> _YOUR OBJECTIVE_
Wherever a line below holds the word "quinque", copy that line.

> _PROVIDED RECORDS_
_ _ _ _ _ _ _

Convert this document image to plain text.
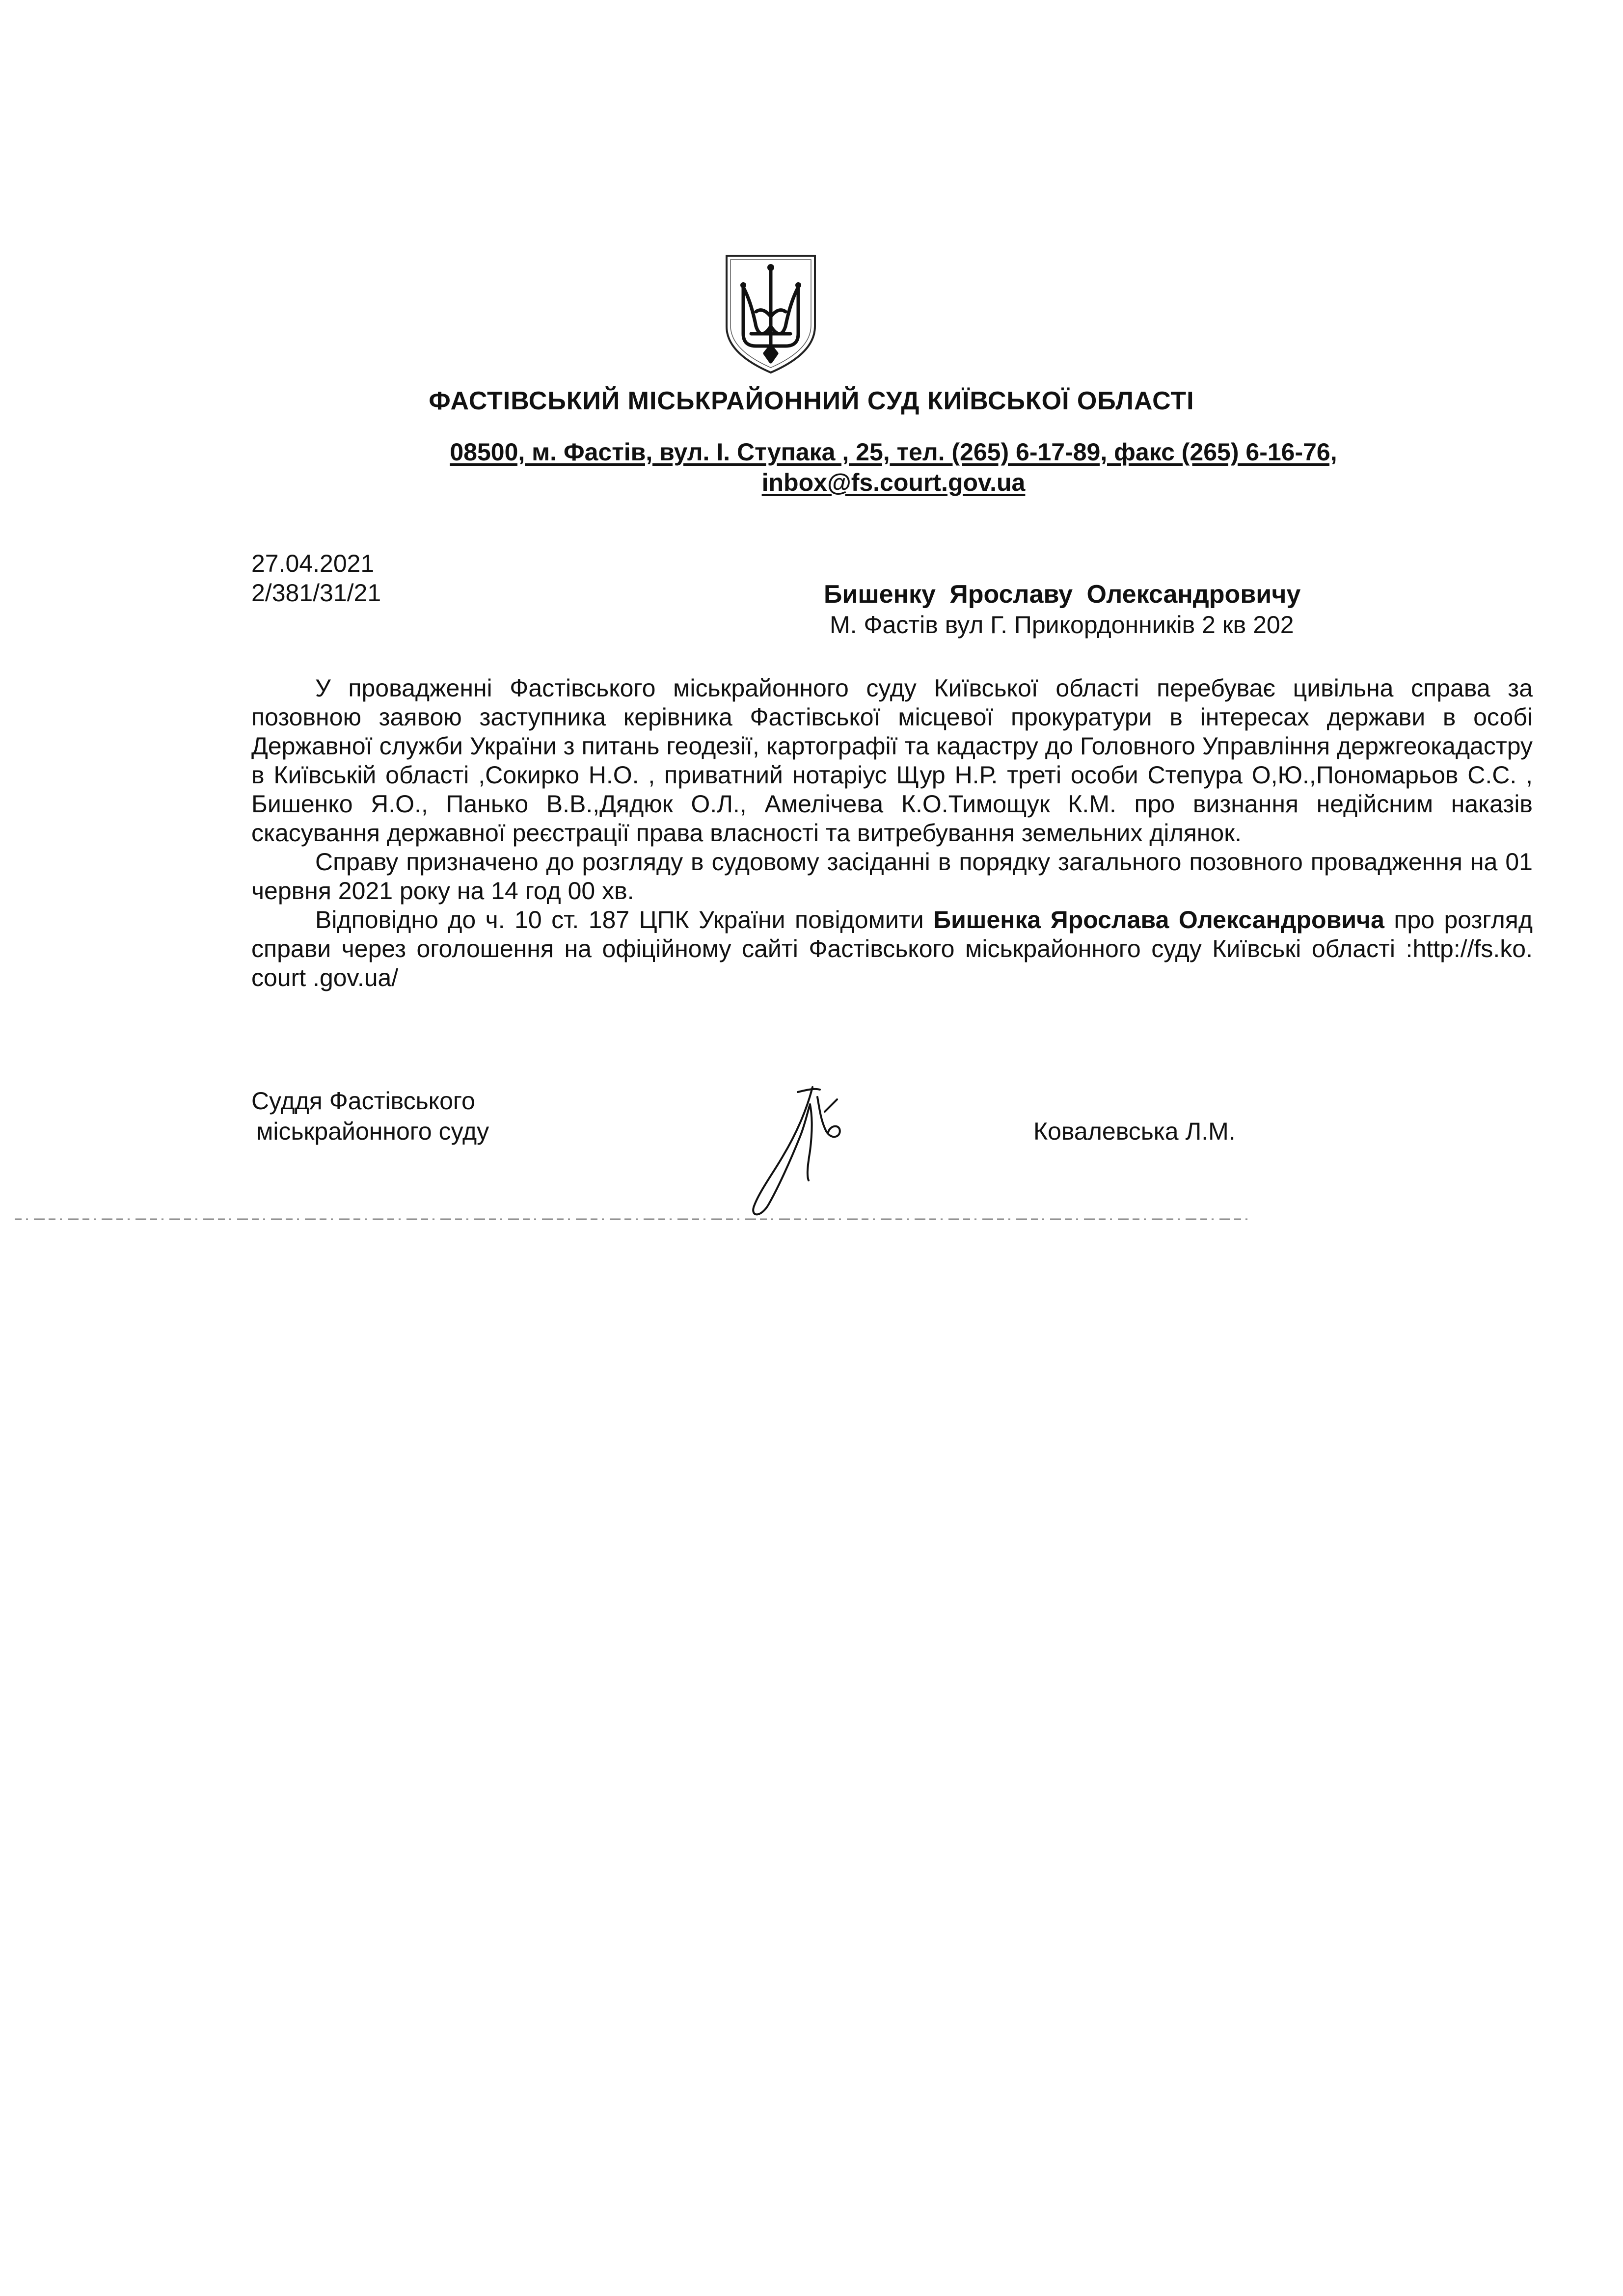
ФАСТІВСЬКИЙ МІСЬКРАЙОННИЙ СУД КИЇВСЬКОЇ ОБЛАСТІ
08500, м. Фастів, вул. І. Ступака , 25, тел. (265) 6-17-89, факс (265) 6-16-76,
inbox@fs.court.gov.ua
27.04.2021
2/381/31/21	Бишенку Ярославу Олександровичу
М. Фастів вул Г. Прикордонників 2 кв 202

У провадженні Фастівського міськрайонного суду Київської області перебуває цивільна справа за позовною заявою заступника керівника Фастівської місцевої прокуратури в інтересах держави в особі Державної служби України з питань геодезії, картографії та кадастру до Головного Управління держгеокадастру в Київській області ,Сокирко Н.О. , приватний нотаріус Щур Н.Р. треті особи Степура О,Ю.,Пономарьов С.С. , Бишенко Я.О., Панько В.В.,Дядюк О.Л., Амелічева К.О.Тимощук К.М. про визнання недійсним наказів скасування державної реєстрації права власності та витребування земельних ділянок.

Справу призначено до розгляду в судовому засіданні в порядку загального позовного провадження на 01 червня 2021 року на 14 год 00 хв.

Відповідно до ч. 10 ст. 187 ЦПК України повідомити Бишенка Ярослава Олександровича про розгляд справи через оголошення на офіційному сайті Фастівського міськрайонного суду Київські області :http://fs.ko. court .gov.ua/

Суддя Фастівського
міськрайонного суду	Ковалевська Л.М.
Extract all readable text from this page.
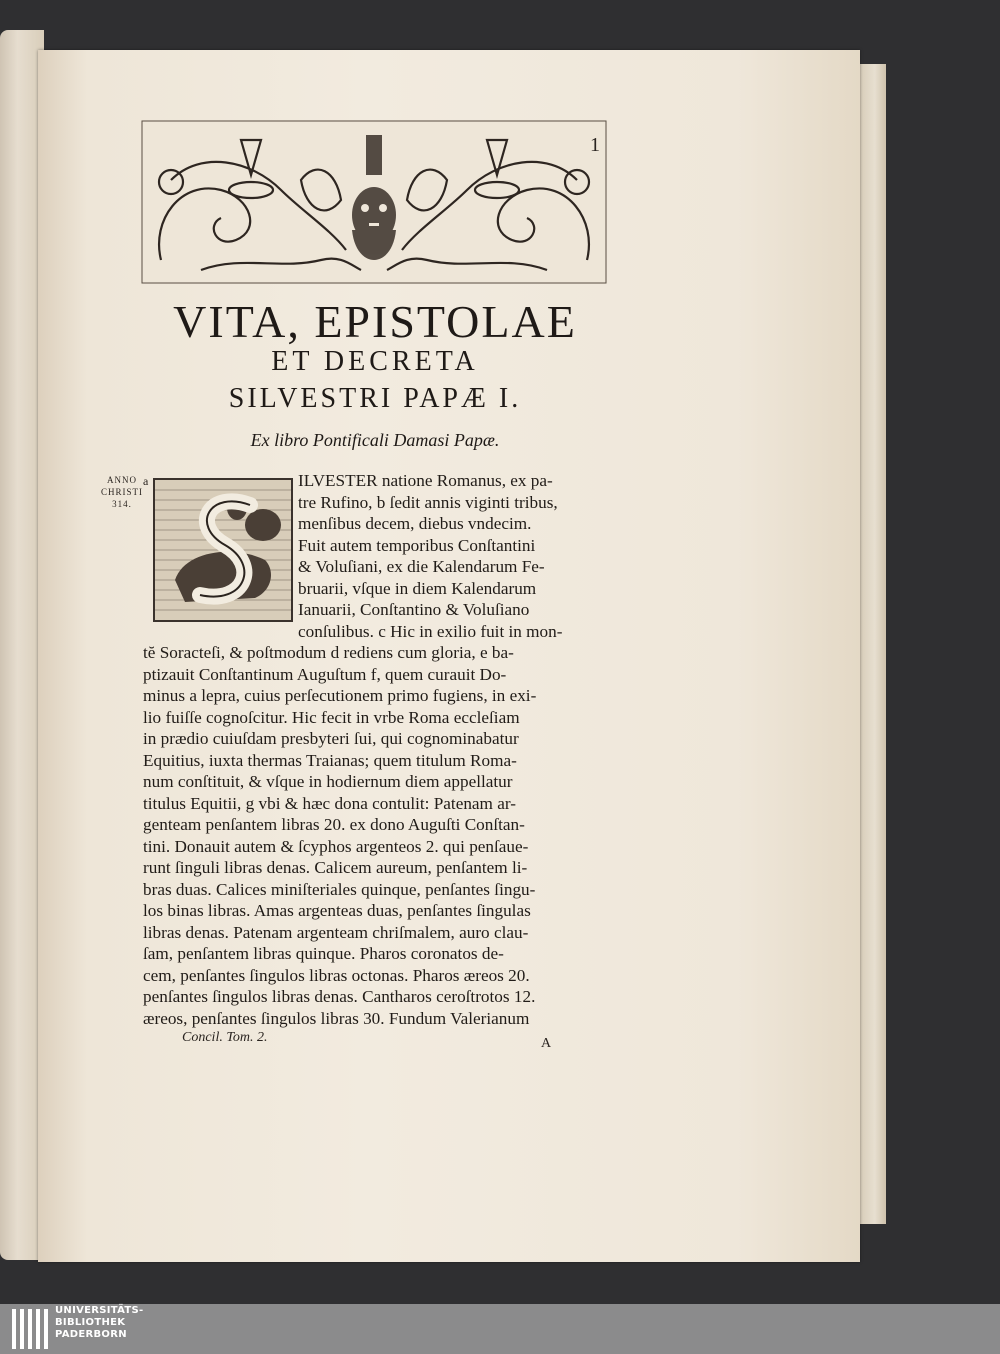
1
VITA, EPISTOLAE
ET DECRETA
SILVESTRI PAPÆ I.
Ex libro Pontificali Damasi Papæ.
ANNO
CHRISTI
314.
a	ILVESTER natione Romanus, ex pa-
tre Rufino, b ſedit annis viginti tribus,
menſibus decem, diebus vndecim.
Fuit autem temporibus Conſtantini
& Voluſiani, ex die Kalendarum Fe-
bruarii, vſque in diem Kalendarum
Ianuarii, Conſtantino & Voluſiano
conſulibus. c Hic in exilio fuit in mon-
tĕ Soracteſi, & poſtmodum d rediens cum gloria, e ba-
ptizauit Conſtantinum Auguſtum f, quem curauit Do-
minus a lepra, cuius perſecutionem primo fugiens, in exi-
lio fuiſſe cognoſcitur. Hic fecit in vrbe Roma eccleſiam
in prædio cuiuſdam presbyteri ſui, qui cognominabatur
Equitius, iuxta thermas Traianas; quem titulum Roma-
num conſtituit, & vſque in hodiernum diem appellatur
titulus Equitii, g vbi & hæc dona contulit: Patenam ar-
genteam penſantem libras 20. ex dono Auguſti Conſtan-
tini. Donauit autem & ſcyphos argenteos 2. qui penſaue-
runt ſinguli libras denas. Calicem aureum, penſantem li-
bras duas. Calices miniſteriales quinque, penſantes ſingu-
los binas libras. Amas argenteas duas, penſantes ſingulas
libras denas. Patenam argenteam chriſmalem, auro clau-
ſam, penſantem libras quinque. Pharos coronatos de-
cem, penſantes ſingulos libras octonas. Pharos æreos 20.
penſantes ſingulos libras denas. Cantharos ceroſtrotos 12.
æreos, penſantes ſingulos libras 30. Fundum Valerianum
Concil. Tom. 2.	A
UNIVERSITÄTS-
BIBLIOTHEK
PADERBORN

_ _ _ _ _ _ _

> _RESPONSE FOR THIS EXERCISE_
bras duas. Calices miniſteriales quinque, penſantes ſingu-
ſam, penſantem libras quinque. Pharos coronatos de-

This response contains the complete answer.